• Input material:
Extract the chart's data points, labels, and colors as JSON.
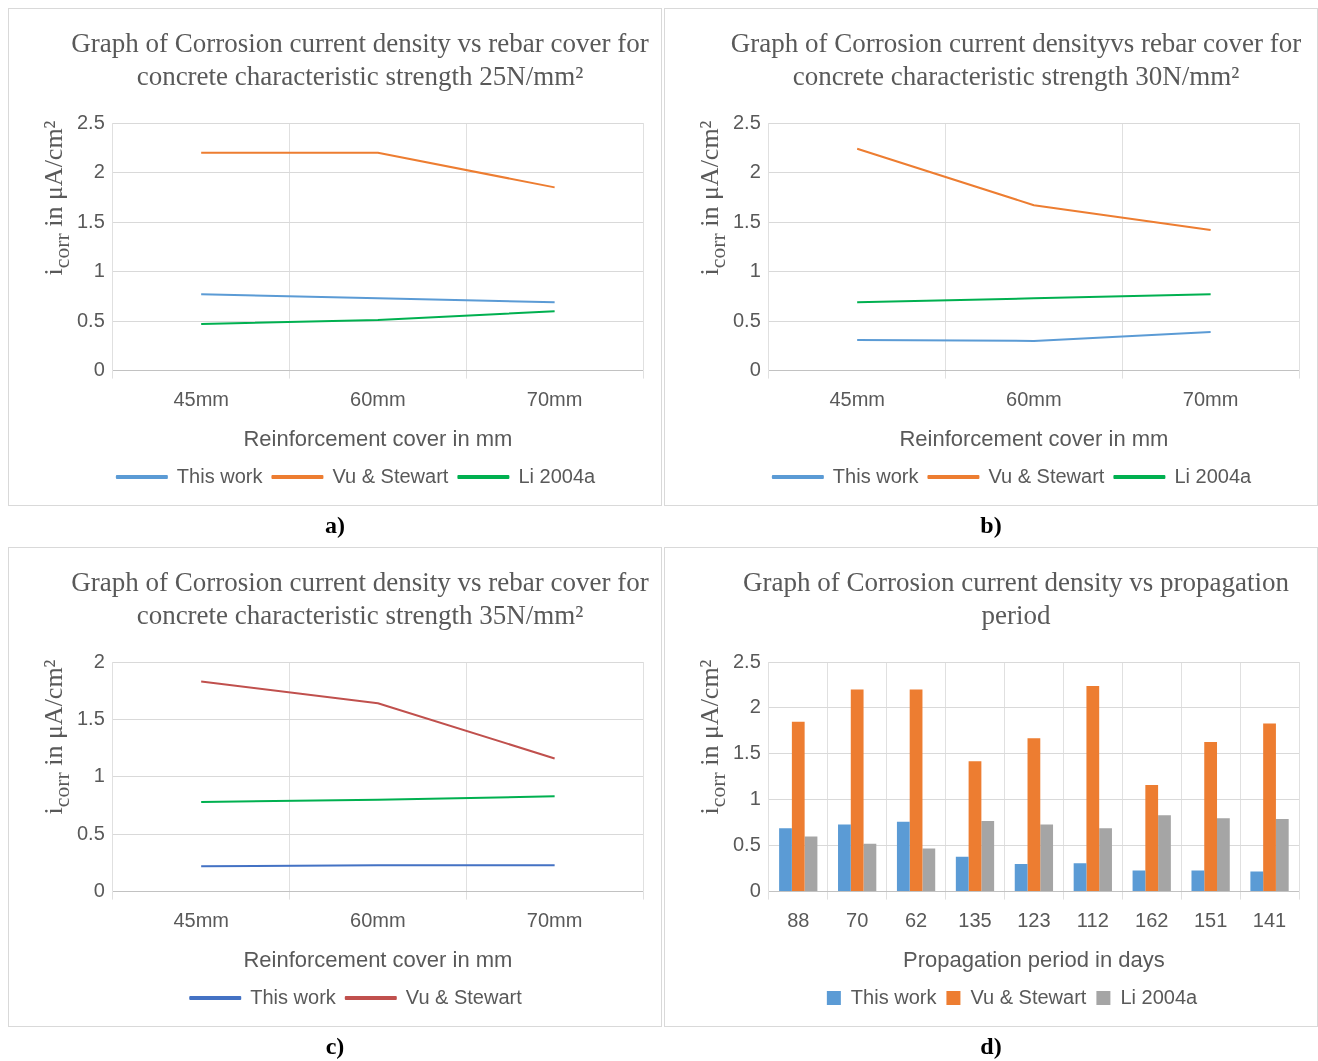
{
  "chart_data": [
    {
      "type": "line",
      "title": "Graph of Corrosion current density vs rebar cover for concrete characteristic strength 25N/mm²",
      "xlabel": "Reinforcement cover in mm",
      "ylabel": "i$_{corr}$ in μA/cm²",
      "categories": [
        "45mm",
        "60mm",
        "70mm"
      ],
      "ylim": [
        0,
        2.5
      ],
      "yticks": [
        0,
        0.5,
        1,
        1.5,
        2,
        2.5
      ],
      "grid": true,
      "legend": "bottom",
      "annotations": [
        "a)"
      ],
      "series": [
        {
          "name": "This work",
          "color": "#5b9bd5",
          "values": [
            0.77,
            0.73,
            0.69
          ]
        },
        {
          "name": "Vu & Stewart",
          "color": "#ed7d31",
          "values": [
            2.2,
            2.2,
            1.85
          ]
        },
        {
          "name": "Li 2004a",
          "color": "#00b050",
          "values": [
            0.47,
            0.51,
            0.6
          ]
        }
      ]
    },
    {
      "type": "line",
      "title": "Graph of Corrosion current densityvs rebar cover for concrete characteristic strength 30N/mm²",
      "xlabel": "Reinforcement cover in mm",
      "ylabel": "i$_{corr}$ in μA/cm²",
      "categories": [
        "45mm",
        "60mm",
        "70mm"
      ],
      "ylim": [
        0,
        2.5
      ],
      "yticks": [
        0,
        0.5,
        1,
        1.5,
        2,
        2.5
      ],
      "grid": true,
      "legend": "bottom",
      "annotations": [
        "b)"
      ],
      "series": [
        {
          "name": "This work",
          "color": "#5b9bd5",
          "values": [
            0.31,
            0.3,
            0.39
          ]
        },
        {
          "name": "Vu & Stewart",
          "color": "#ed7d31",
          "values": [
            2.24,
            1.67,
            1.42
          ]
        },
        {
          "name": "Li 2004a",
          "color": "#00b050",
          "values": [
            0.69,
            0.73,
            0.77
          ]
        }
      ]
    },
    {
      "type": "line",
      "title": "Graph of Corrosion current density vs rebar cover for concrete characteristic strength 35N/mm²",
      "xlabel": "Reinforcement cover in mm",
      "ylabel": "i$_{corr}$ in μA/cm²",
      "categories": [
        "45mm",
        "60mm",
        "70mm"
      ],
      "ylim": [
        0,
        2
      ],
      "yticks": [
        0,
        0.5,
        1,
        1.5,
        2
      ],
      "grid": true,
      "legend": "bottom",
      "annotations": [
        "c)"
      ],
      "series": [
        {
          "name": "This work",
          "color": "#4472c4",
          "values": [
            0.22,
            0.23,
            0.23
          ]
        },
        {
          "name": "Vu & Stewart",
          "color": "#c0504d",
          "values": [
            1.83,
            1.64,
            1.16
          ]
        },
        {
          "color": "#00b050",
          "values": [
            0.78,
            0.8,
            0.83
          ]
        }
      ]
    },
    {
      "type": "bar",
      "title": "Graph of Corrosion current density vs propagation period",
      "xlabel": "Propagation period in days",
      "ylabel": "i$_{corr}$ in μA/cm²",
      "categories": [
        "88",
        "70",
        "62",
        "135",
        "123",
        "112",
        "162",
        "151",
        "141"
      ],
      "ylim": [
        0,
        2.5
      ],
      "yticks": [
        0,
        0.5,
        1,
        1.5,
        2,
        2.5
      ],
      "grid": true,
      "legend": "bottom",
      "annotations": [
        "d)"
      ],
      "series": [
        {
          "name": "This work",
          "color": "#5b9bd5",
          "values": [
            0.69,
            0.73,
            0.76,
            0.38,
            0.3,
            0.31,
            0.23,
            0.23,
            0.22
          ]
        },
        {
          "name": "Vu & Stewart",
          "color": "#ed7d31",
          "values": [
            1.85,
            2.2,
            2.2,
            1.42,
            1.67,
            2.24,
            1.16,
            1.63,
            1.83
          ]
        },
        {
          "name": "Li 2004a",
          "color": "#a5a5a5",
          "values": [
            0.6,
            0.52,
            0.47,
            0.77,
            0.73,
            0.69,
            0.83,
            0.8,
            0.79
          ]
        }
      ]
    }
  ]
}
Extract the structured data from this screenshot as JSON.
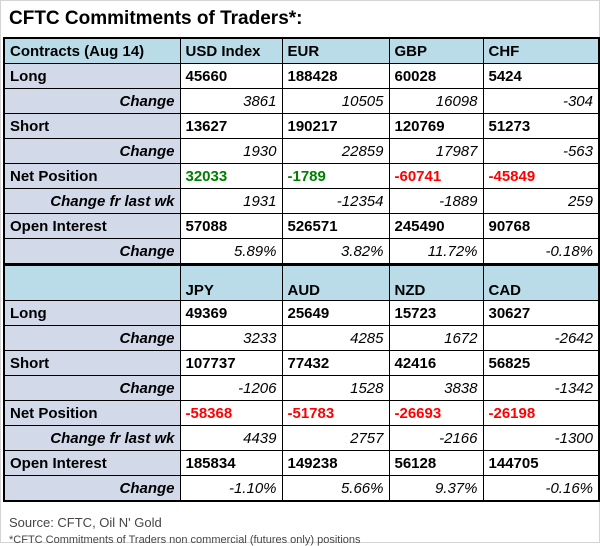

• Exercise prompt:
Copy every line that includes the string "Corrosion" from the material above.

• Task result:
      "title": "Graph of Corrosion current density vs rebar cover for concrete characteristic strength 25N/mm²",
      "title": "Graph of Corrosion current densityvs rebar cover for concrete characteristic strength 30N/mm²",
      "title": "Graph of Corrosion current density vs rebar cover for concrete characteristic strength 35N/mm²",
      "title": "Graph of Corrosion current density vs propagation period",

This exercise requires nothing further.